-- Start of Data for the task --
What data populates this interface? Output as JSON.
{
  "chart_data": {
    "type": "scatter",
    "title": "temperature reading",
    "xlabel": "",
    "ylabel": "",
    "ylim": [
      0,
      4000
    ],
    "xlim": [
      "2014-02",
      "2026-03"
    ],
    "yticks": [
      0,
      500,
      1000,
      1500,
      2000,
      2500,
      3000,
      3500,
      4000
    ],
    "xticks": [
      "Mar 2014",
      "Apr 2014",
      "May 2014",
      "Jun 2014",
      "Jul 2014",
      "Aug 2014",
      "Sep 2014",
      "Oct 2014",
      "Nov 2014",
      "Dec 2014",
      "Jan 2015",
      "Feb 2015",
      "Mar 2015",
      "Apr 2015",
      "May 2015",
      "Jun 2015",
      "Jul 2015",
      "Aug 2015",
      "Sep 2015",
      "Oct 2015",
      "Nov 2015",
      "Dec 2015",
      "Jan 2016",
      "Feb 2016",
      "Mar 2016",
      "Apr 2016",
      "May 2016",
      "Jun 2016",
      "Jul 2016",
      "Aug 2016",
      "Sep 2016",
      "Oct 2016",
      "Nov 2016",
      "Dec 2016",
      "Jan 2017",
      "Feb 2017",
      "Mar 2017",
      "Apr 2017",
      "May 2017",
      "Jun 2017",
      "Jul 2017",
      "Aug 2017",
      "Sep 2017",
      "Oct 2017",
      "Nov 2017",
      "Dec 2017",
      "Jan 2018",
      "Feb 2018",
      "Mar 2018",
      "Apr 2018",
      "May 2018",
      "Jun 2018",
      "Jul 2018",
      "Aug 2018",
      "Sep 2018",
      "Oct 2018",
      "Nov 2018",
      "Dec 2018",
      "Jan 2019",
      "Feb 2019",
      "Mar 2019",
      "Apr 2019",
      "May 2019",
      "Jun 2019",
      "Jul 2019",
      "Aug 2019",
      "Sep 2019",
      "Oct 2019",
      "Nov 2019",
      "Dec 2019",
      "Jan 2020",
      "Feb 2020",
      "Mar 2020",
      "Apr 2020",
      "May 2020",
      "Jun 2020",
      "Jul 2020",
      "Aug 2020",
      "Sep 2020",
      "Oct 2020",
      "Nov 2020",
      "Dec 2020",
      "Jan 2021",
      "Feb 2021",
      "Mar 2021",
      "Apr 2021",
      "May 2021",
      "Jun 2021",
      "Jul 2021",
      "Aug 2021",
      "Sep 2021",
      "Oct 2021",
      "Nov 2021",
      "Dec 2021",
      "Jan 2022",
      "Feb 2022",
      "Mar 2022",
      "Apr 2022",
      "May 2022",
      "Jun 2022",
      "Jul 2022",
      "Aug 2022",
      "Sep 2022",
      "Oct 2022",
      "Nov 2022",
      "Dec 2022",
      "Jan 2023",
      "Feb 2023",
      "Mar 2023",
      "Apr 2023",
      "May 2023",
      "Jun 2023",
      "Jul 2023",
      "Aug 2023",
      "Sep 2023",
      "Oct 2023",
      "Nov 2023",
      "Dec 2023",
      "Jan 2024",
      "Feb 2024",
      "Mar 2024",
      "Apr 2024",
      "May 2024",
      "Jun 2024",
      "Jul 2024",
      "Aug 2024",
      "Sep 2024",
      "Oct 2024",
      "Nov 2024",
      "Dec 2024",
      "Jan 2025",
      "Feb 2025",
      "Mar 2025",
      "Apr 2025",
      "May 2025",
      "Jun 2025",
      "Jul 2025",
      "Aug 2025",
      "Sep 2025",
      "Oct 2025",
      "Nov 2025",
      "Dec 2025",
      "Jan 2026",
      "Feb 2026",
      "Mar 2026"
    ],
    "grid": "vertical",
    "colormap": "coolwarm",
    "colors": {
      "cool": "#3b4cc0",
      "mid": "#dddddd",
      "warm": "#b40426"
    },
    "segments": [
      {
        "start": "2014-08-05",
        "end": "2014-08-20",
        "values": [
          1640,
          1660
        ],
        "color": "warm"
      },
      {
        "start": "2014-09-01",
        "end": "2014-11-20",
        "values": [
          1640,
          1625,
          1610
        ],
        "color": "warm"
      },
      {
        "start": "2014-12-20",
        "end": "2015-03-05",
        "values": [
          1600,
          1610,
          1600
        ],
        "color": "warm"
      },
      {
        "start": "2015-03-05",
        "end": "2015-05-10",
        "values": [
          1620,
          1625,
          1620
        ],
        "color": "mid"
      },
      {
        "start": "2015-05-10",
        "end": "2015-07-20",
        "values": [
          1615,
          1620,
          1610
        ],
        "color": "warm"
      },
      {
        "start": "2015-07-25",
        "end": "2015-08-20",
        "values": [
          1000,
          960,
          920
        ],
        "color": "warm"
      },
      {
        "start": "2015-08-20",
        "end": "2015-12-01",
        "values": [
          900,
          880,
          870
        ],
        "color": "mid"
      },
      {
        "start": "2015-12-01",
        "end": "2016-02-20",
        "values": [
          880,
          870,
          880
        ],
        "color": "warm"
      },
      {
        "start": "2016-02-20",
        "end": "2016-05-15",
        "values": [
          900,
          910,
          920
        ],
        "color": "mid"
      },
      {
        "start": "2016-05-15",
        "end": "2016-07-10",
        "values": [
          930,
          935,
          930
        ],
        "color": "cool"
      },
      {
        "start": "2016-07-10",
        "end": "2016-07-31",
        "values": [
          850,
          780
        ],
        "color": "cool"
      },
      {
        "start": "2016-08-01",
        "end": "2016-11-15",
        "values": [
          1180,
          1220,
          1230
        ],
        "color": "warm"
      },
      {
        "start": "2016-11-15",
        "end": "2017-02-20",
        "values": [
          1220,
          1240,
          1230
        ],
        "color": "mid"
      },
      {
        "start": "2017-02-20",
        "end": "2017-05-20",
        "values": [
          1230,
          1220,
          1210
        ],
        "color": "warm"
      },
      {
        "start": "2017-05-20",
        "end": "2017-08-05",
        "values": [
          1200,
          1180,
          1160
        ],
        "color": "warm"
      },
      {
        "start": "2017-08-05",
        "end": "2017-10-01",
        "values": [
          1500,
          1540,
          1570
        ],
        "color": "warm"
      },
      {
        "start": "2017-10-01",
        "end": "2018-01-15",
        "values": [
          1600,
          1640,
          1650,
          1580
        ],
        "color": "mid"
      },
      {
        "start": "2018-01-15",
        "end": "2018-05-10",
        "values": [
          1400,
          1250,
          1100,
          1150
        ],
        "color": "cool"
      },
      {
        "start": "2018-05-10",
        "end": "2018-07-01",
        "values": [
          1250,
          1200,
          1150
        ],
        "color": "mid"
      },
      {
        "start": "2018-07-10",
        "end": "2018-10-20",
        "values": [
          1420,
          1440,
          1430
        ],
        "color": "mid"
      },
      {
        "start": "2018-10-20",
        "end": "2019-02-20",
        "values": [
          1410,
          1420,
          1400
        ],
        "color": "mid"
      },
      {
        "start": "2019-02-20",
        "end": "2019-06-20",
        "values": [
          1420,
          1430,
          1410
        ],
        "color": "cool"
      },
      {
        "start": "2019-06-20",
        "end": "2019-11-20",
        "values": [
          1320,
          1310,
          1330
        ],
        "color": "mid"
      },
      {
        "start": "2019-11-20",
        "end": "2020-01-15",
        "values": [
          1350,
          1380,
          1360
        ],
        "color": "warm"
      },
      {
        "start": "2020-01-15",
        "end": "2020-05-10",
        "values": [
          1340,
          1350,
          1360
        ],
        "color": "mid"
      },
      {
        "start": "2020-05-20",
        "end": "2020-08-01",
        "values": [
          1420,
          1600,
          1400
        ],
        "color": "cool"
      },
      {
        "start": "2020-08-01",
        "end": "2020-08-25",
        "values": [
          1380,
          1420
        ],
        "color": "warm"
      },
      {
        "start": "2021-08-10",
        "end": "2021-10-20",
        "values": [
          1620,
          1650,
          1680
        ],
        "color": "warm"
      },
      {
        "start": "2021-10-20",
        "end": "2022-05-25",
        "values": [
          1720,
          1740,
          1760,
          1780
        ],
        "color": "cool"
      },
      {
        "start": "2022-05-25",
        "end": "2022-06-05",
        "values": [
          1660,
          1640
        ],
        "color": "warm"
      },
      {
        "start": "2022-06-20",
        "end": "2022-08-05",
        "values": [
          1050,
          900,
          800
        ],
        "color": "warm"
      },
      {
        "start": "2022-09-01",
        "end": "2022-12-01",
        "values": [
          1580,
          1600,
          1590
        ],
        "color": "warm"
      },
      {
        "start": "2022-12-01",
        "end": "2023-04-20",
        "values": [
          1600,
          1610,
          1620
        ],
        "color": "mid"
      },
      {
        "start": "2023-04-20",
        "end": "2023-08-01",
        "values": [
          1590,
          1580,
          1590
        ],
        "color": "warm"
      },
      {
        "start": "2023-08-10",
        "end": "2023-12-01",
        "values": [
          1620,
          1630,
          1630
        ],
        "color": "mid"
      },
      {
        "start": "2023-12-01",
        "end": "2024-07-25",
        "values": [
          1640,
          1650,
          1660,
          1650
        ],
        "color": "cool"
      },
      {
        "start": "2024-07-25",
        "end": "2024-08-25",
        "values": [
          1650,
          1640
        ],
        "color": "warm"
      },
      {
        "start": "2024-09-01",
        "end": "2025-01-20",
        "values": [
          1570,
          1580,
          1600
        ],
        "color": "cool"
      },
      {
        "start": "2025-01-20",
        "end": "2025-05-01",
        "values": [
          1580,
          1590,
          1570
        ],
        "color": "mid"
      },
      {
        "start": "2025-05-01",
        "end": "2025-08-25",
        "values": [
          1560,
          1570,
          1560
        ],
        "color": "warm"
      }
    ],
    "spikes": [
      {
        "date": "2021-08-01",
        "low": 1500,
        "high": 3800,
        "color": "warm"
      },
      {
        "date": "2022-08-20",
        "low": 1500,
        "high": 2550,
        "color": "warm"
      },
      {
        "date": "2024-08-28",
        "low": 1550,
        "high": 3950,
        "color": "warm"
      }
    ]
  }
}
-- End of Data for the task --
Job – Scan the listing above for the word "date" and copy every line that holds it.

Answer for the task –
        "date": "2021-08-01",
        "date": "2022-08-20",
        "date": "2024-08-28",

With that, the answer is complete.